*Assignment*. Where a line of the data holds the word "name", copy that line.

:: Given records ::

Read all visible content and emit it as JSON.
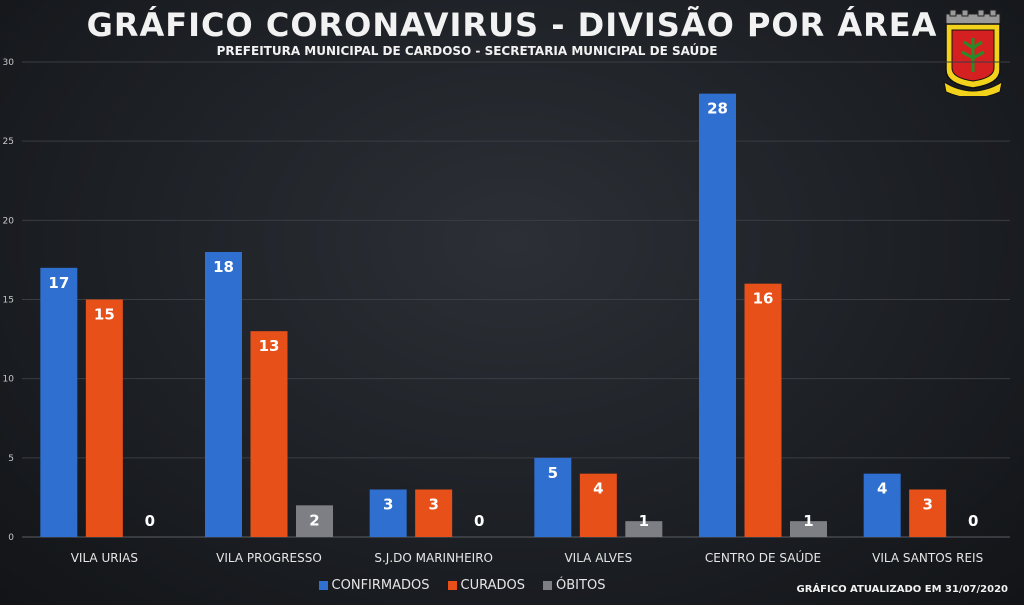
{
  "header": {
    "title": "GRÁFICO CORONAVIRUS - DIVISÃO POR ÁREA",
    "subtitle": "PREFEITURA MUNICIPAL DE CARDOSO - SECRETARIA MUNICIPAL DE SAÚDE"
  },
  "footnote": "GRÁFICO ATUALIZADO EM 31/07/2020",
  "colors": {
    "confirmados": "#2f6fd0",
    "curados": "#e8501a",
    "obitos": "#7d7f84"
  },
  "chart_data": {
    "type": "bar",
    "categories": [
      "VILA URIAS",
      "VILA PROGRESSO",
      "S.J.DO MARINHEIRO",
      "VILA ALVES",
      "CENTRO DE SAÚDE",
      "VILA SANTOS REIS"
    ],
    "series": [
      {
        "name": "CONFIRMADOS",
        "values": [
          17,
          18,
          3,
          5,
          28,
          4
        ]
      },
      {
        "name": "CURADOS",
        "values": [
          15,
          13,
          3,
          4,
          16,
          3
        ]
      },
      {
        "name": "ÓBITOS",
        "values": [
          0,
          2,
          0,
          1,
          1,
          0
        ]
      }
    ],
    "ylim": [
      0,
      30
    ],
    "yticks": [
      "0",
      "5",
      "10",
      "15",
      "20",
      "25",
      "30"
    ],
    "grid": true,
    "legend": "bottom-center"
  }
}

:::

*Worked solution*.
        "name": "CONFIRMADOS",
        "name": "CURADOS",
        "name": "ÓBITOS",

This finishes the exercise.